#### EXERCISE DIRECTIONS:
What follows is a block of records; reproduce all of it verbatim.

#### STORED DATA:
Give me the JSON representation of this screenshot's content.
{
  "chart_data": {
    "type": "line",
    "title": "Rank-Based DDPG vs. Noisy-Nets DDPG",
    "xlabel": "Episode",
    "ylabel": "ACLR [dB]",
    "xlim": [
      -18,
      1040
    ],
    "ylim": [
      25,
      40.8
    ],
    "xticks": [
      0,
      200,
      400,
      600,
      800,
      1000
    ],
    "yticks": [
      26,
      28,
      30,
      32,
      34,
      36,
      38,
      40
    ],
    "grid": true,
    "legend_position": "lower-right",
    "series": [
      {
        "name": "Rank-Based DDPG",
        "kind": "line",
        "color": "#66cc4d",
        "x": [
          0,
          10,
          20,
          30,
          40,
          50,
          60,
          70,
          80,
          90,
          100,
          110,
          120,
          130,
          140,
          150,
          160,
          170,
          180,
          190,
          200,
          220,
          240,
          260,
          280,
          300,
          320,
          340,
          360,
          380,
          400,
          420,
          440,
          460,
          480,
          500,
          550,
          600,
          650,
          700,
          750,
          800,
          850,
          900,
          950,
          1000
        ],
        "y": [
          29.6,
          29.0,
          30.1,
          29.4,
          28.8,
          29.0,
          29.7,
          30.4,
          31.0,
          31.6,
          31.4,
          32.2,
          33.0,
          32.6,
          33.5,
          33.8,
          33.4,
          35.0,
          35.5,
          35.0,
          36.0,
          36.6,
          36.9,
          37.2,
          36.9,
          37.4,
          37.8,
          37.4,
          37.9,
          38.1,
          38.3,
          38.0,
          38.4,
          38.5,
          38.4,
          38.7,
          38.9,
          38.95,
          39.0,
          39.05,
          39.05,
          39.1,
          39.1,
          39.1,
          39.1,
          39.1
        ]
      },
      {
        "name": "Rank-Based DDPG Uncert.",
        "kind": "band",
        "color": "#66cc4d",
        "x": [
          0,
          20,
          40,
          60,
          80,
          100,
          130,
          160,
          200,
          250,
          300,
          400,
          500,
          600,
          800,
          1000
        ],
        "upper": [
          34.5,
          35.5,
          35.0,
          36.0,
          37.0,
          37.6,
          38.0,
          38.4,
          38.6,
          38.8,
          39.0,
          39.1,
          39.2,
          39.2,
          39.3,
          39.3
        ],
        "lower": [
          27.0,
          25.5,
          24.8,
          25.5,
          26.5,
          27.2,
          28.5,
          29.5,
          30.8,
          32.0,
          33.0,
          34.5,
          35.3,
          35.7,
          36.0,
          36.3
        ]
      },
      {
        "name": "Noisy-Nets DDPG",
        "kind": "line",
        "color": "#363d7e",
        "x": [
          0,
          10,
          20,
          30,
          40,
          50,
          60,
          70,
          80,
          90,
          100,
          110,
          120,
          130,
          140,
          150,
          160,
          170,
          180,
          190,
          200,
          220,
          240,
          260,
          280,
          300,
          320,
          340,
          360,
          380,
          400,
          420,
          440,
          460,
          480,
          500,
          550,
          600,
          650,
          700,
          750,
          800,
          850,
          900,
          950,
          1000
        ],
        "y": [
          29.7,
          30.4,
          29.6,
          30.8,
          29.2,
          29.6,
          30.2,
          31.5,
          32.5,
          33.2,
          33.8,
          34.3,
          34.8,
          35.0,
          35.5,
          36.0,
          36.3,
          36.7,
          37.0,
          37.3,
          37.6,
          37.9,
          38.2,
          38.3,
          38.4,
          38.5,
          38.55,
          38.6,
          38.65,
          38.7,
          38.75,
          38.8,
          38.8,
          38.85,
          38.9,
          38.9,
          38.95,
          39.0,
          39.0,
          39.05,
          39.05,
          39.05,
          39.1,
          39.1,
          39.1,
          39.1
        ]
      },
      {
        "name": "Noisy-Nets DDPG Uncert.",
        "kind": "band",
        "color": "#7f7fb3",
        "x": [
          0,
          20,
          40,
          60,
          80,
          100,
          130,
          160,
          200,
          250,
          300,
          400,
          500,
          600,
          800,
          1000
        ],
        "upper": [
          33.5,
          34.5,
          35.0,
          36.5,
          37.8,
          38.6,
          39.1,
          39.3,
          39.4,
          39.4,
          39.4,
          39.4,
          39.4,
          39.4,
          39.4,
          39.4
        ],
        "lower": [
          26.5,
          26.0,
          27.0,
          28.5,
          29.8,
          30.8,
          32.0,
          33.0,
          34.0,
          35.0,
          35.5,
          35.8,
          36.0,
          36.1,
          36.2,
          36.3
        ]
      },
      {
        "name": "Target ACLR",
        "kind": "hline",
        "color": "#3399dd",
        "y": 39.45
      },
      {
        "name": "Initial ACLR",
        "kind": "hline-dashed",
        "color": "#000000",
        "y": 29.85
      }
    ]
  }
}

#### FULL SOLUTION:
Give me the JSON representation of this screenshot's content.
{
  "chart_data": {
    "type": "line",
    "title": "Rank-Based DDPG vs. Noisy-Nets DDPG",
    "xlabel": "Episode",
    "ylabel": "ACLR [dB]",
    "xlim": [
      -18,
      1040
    ],
    "ylim": [
      25,
      40.8
    ],
    "xticks": [
      0,
      200,
      400,
      600,
      800,
      1000
    ],
    "yticks": [
      26,
      28,
      30,
      32,
      34,
      36,
      38,
      40
    ],
    "grid": true,
    "legend_position": "lower-right",
    "series": [
      {
        "name": "Rank-Based DDPG",
        "kind": "line",
        "color": "#66cc4d",
        "x": [
          0,
          10,
          20,
          30,
          40,
          50,
          60,
          70,
          80,
          90,
          100,
          110,
          120,
          130,
          140,
          150,
          160,
          170,
          180,
          190,
          200,
          220,
          240,
          260,
          280,
          300,
          320,
          340,
          360,
          380,
          400,
          420,
          440,
          460,
          480,
          500,
          550,
          600,
          650,
          700,
          750,
          800,
          850,
          900,
          950,
          1000
        ],
        "y": [
          29.6,
          29.0,
          30.1,
          29.4,
          28.8,
          29.0,
          29.7,
          30.4,
          31.0,
          31.6,
          31.4,
          32.2,
          33.0,
          32.6,
          33.5,
          33.8,
          33.4,
          35.0,
          35.5,
          35.0,
          36.0,
          36.6,
          36.9,
          37.2,
          36.9,
          37.4,
          37.8,
          37.4,
          37.9,
          38.1,
          38.3,
          38.0,
          38.4,
          38.5,
          38.4,
          38.7,
          38.9,
          38.95,
          39.0,
          39.05,
          39.05,
          39.1,
          39.1,
          39.1,
          39.1,
          39.1
        ]
      },
      {
        "name": "Rank-Based DDPG Uncert.",
        "kind": "band",
        "color": "#66cc4d",
        "x": [
          0,
          20,
          40,
          60,
          80,
          100,
          130,
          160,
          200,
          250,
          300,
          400,
          500,
          600,
          800,
          1000
        ],
        "upper": [
          34.5,
          35.5,
          35.0,
          36.0,
          37.0,
          37.6,
          38.0,
          38.4,
          38.6,
          38.8,
          39.0,
          39.1,
          39.2,
          39.2,
          39.3,
          39.3
        ],
        "lower": [
          27.0,
          25.5,
          24.8,
          25.5,
          26.5,
          27.2,
          28.5,
          29.5,
          30.8,
          32.0,
          33.0,
          34.5,
          35.3,
          35.7,
          36.0,
          36.3
        ]
      },
      {
        "name": "Noisy-Nets DDPG",
        "kind": "line",
        "color": "#363d7e",
        "x": [
          0,
          10,
          20,
          30,
          40,
          50,
          60,
          70,
          80,
          90,
          100,
          110,
          120,
          130,
          140,
          150,
          160,
          170,
          180,
          190,
          200,
          220,
          240,
          260,
          280,
          300,
          320,
          340,
          360,
          380,
          400,
          420,
          440,
          460,
          480,
          500,
          550,
          600,
          650,
          700,
          750,
          800,
          850,
          900,
          950,
          1000
        ],
        "y": [
          29.7,
          30.4,
          29.6,
          30.8,
          29.2,
          29.6,
          30.2,
          31.5,
          32.5,
          33.2,
          33.8,
          34.3,
          34.8,
          35.0,
          35.5,
          36.0,
          36.3,
          36.7,
          37.0,
          37.3,
          37.6,
          37.9,
          38.2,
          38.3,
          38.4,
          38.5,
          38.55,
          38.6,
          38.65,
          38.7,
          38.75,
          38.8,
          38.8,
          38.85,
          38.9,
          38.9,
          38.95,
          39.0,
          39.0,
          39.05,
          39.05,
          39.05,
          39.1,
          39.1,
          39.1,
          39.1
        ]
      },
      {
        "name": "Noisy-Nets DDPG Uncert.",
        "kind": "band",
        "color": "#7f7fb3",
        "x": [
          0,
          20,
          40,
          60,
          80,
          100,
          130,
          160,
          200,
          250,
          300,
          400,
          500,
          600,
          800,
          1000
        ],
        "upper": [
          33.5,
          34.5,
          35.0,
          36.5,
          37.8,
          38.6,
          39.1,
          39.3,
          39.4,
          39.4,
          39.4,
          39.4,
          39.4,
          39.4,
          39.4,
          39.4
        ],
        "lower": [
          26.5,
          26.0,
          27.0,
          28.5,
          29.8,
          30.8,
          32.0,
          33.0,
          34.0,
          35.0,
          35.5,
          35.8,
          36.0,
          36.1,
          36.2,
          36.3
        ]
      },
      {
        "name": "Target ACLR",
        "kind": "hline",
        "color": "#3399dd",
        "y": 39.45
      },
      {
        "name": "Initial ACLR",
        "kind": "hline-dashed",
        "color": "#000000",
        "y": 29.85
      }
    ]
  }
}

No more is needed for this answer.